### GOAL
Please retype the data in full and exactly; the pictures are not part of the copy.
──────── LISTED ENTRIES ────────
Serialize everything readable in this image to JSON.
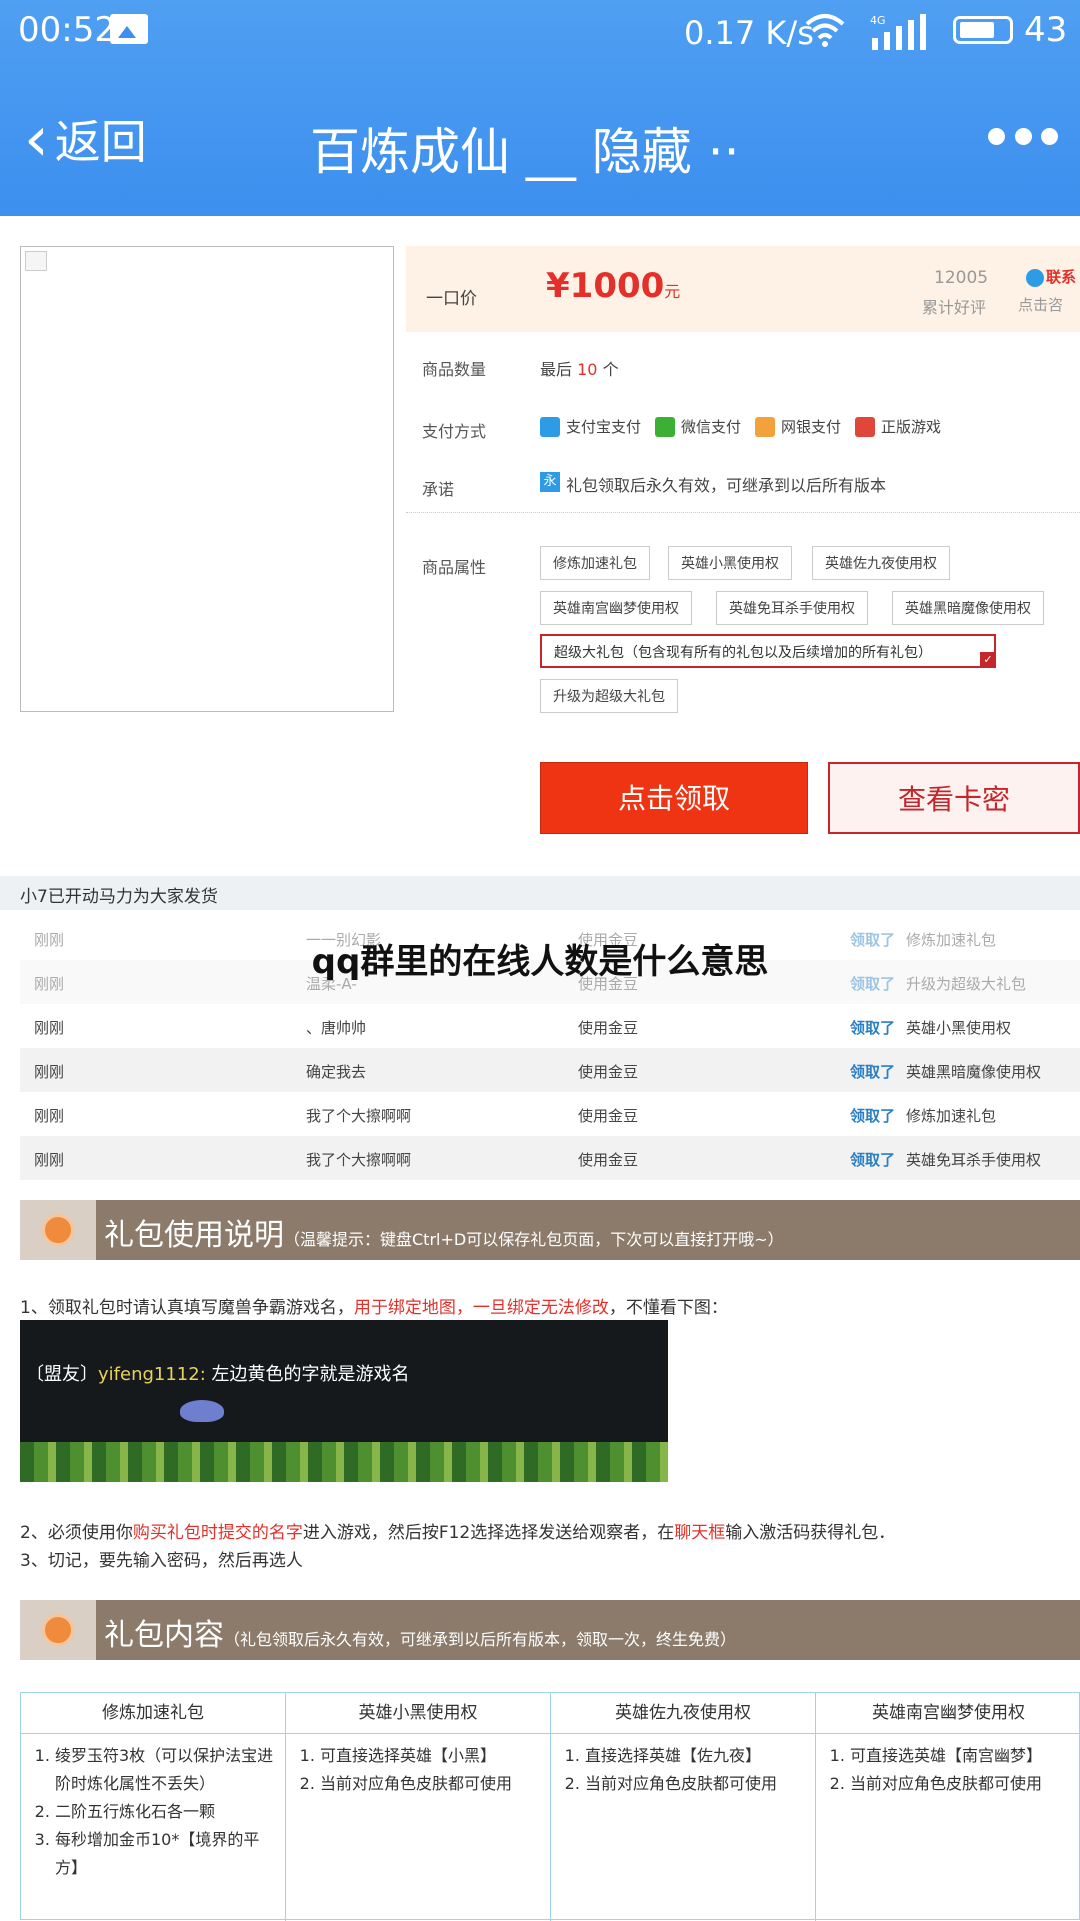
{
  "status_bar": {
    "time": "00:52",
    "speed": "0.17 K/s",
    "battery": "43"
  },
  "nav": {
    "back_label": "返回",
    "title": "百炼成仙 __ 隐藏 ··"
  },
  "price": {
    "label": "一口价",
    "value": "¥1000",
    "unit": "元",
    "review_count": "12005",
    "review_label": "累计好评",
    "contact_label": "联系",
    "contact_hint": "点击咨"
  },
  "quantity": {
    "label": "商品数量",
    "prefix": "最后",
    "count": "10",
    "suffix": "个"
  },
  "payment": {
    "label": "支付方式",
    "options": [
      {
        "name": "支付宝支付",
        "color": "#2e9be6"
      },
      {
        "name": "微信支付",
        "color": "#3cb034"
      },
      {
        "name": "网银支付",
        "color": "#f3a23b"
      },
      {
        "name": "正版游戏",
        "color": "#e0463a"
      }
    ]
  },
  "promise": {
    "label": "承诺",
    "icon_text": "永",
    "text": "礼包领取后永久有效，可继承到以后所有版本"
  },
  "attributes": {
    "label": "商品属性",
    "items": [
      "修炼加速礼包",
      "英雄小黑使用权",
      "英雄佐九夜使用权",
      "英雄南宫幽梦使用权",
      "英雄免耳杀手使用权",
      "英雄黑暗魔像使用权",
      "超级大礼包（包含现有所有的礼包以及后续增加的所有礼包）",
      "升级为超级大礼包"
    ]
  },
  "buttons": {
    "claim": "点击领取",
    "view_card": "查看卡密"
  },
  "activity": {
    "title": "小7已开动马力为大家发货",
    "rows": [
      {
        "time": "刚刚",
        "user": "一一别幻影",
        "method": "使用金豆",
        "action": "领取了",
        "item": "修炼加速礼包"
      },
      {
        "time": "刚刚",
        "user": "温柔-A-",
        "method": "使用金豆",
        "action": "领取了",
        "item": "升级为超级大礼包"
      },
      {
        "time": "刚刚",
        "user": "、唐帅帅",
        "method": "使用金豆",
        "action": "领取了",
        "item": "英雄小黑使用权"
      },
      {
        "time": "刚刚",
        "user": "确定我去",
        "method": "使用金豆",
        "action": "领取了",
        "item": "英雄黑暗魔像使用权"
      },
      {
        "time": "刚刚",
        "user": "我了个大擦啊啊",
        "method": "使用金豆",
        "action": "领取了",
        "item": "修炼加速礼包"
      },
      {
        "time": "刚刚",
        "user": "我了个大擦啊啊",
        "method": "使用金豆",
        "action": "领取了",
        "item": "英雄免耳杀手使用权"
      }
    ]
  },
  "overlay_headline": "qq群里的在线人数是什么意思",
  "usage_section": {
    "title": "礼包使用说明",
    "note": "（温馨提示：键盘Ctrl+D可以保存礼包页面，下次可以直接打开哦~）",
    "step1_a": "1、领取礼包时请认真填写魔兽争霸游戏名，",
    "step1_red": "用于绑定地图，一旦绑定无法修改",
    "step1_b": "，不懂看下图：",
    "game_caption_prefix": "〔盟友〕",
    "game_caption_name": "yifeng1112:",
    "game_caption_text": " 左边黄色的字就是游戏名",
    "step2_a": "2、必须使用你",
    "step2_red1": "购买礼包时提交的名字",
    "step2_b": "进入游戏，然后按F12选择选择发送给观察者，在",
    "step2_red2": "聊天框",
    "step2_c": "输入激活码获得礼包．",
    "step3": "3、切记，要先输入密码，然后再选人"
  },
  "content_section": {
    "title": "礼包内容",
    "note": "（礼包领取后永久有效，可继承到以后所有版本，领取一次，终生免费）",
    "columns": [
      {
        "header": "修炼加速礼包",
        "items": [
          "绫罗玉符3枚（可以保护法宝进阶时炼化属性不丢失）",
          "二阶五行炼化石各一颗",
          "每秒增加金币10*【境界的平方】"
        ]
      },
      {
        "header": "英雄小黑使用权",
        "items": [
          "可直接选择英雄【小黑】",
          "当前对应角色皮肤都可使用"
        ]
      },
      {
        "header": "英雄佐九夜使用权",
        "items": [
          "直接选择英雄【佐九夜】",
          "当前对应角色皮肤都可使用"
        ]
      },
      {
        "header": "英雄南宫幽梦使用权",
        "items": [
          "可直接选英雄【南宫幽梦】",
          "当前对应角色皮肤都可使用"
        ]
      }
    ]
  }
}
────────
### EXERCISE RESPONSE
Serialize everything readable in this image to JSON.
{
  "status_bar": {
    "time": "00:52",
    "speed": "0.17 K/s",
    "battery": "43"
  },
  "nav": {
    "back_label": "返回",
    "title": "百炼成仙 __ 隐藏 ··"
  },
  "price": {
    "label": "一口价",
    "value": "¥1000",
    "unit": "元",
    "review_count": "12005",
    "review_label": "累计好评",
    "contact_label": "联系",
    "contact_hint": "点击咨"
  },
  "quantity": {
    "label": "商品数量",
    "prefix": "最后",
    "count": "10",
    "suffix": "个"
  },
  "payment": {
    "label": "支付方式",
    "options": [
      {
        "name": "支付宝支付",
        "color": "#2e9be6"
      },
      {
        "name": "微信支付",
        "color": "#3cb034"
      },
      {
        "name": "网银支付",
        "color": "#f3a23b"
      },
      {
        "name": "正版游戏",
        "color": "#e0463a"
      }
    ]
  },
  "promise": {
    "label": "承诺",
    "icon_text": "永",
    "text": "礼包领取后永久有效，可继承到以后所有版本"
  },
  "attributes": {
    "label": "商品属性",
    "items": [
      "修炼加速礼包",
      "英雄小黑使用权",
      "英雄佐九夜使用权",
      "英雄南宫幽梦使用权",
      "英雄免耳杀手使用权",
      "英雄黑暗魔像使用权",
      "超级大礼包（包含现有所有的礼包以及后续增加的所有礼包）",
      "升级为超级大礼包"
    ]
  },
  "buttons": {
    "claim": "点击领取",
    "view_card": "查看卡密"
  },
  "activity": {
    "title": "小7已开动马力为大家发货",
    "rows": [
      {
        "time": "刚刚",
        "user": "一一别幻影",
        "method": "使用金豆",
        "action": "领取了",
        "item": "修炼加速礼包"
      },
      {
        "time": "刚刚",
        "user": "温柔-A-",
        "method": "使用金豆",
        "action": "领取了",
        "item": "升级为超级大礼包"
      },
      {
        "time": "刚刚",
        "user": "、唐帅帅",
        "method": "使用金豆",
        "action": "领取了",
        "item": "英雄小黑使用权"
      },
      {
        "time": "刚刚",
        "user": "确定我去",
        "method": "使用金豆",
        "action": "领取了",
        "item": "英雄黑暗魔像使用权"
      },
      {
        "time": "刚刚",
        "user": "我了个大擦啊啊",
        "method": "使用金豆",
        "action": "领取了",
        "item": "修炼加速礼包"
      },
      {
        "time": "刚刚",
        "user": "我了个大擦啊啊",
        "method": "使用金豆",
        "action": "领取了",
        "item": "英雄免耳杀手使用权"
      }
    ]
  },
  "overlay_headline": "qq群里的在线人数是什么意思",
  "usage_section": {
    "title": "礼包使用说明",
    "note": "（温馨提示：键盘Ctrl+D可以保存礼包页面，下次可以直接打开哦~）",
    "step1_a": "1、领取礼包时请认真填写魔兽争霸游戏名，",
    "step1_red": "用于绑定地图，一旦绑定无法修改",
    "step1_b": "，不懂看下图：",
    "game_caption_prefix": "〔盟友〕",
    "game_caption_name": "yifeng1112:",
    "game_caption_text": " 左边黄色的字就是游戏名",
    "step2_a": "2、必须使用你",
    "step2_red1": "购买礼包时提交的名字",
    "step2_b": "进入游戏，然后按F12选择选择发送给观察者，在",
    "step2_red2": "聊天框",
    "step2_c": "输入激活码获得礼包．",
    "step3": "3、切记，要先输入密码，然后再选人"
  },
  "content_section": {
    "title": "礼包内容",
    "note": "（礼包领取后永久有效，可继承到以后所有版本，领取一次，终生免费）",
    "columns": [
      {
        "header": "修炼加速礼包",
        "items": [
          "绫罗玉符3枚（可以保护法宝进阶时炼化属性不丢失）",
          "二阶五行炼化石各一颗",
          "每秒增加金币10*【境界的平方】"
        ]
      },
      {
        "header": "英雄小黑使用权",
        "items": [
          "可直接选择英雄【小黑】",
          "当前对应角色皮肤都可使用"
        ]
      },
      {
        "header": "英雄佐九夜使用权",
        "items": [
          "直接选择英雄【佐九夜】",
          "当前对应角色皮肤都可使用"
        ]
      },
      {
        "header": "英雄南宫幽梦使用权",
        "items": [
          "可直接选英雄【南宫幽梦】",
          "当前对应角色皮肤都可使用"
        ]
      }
    ]
  }
}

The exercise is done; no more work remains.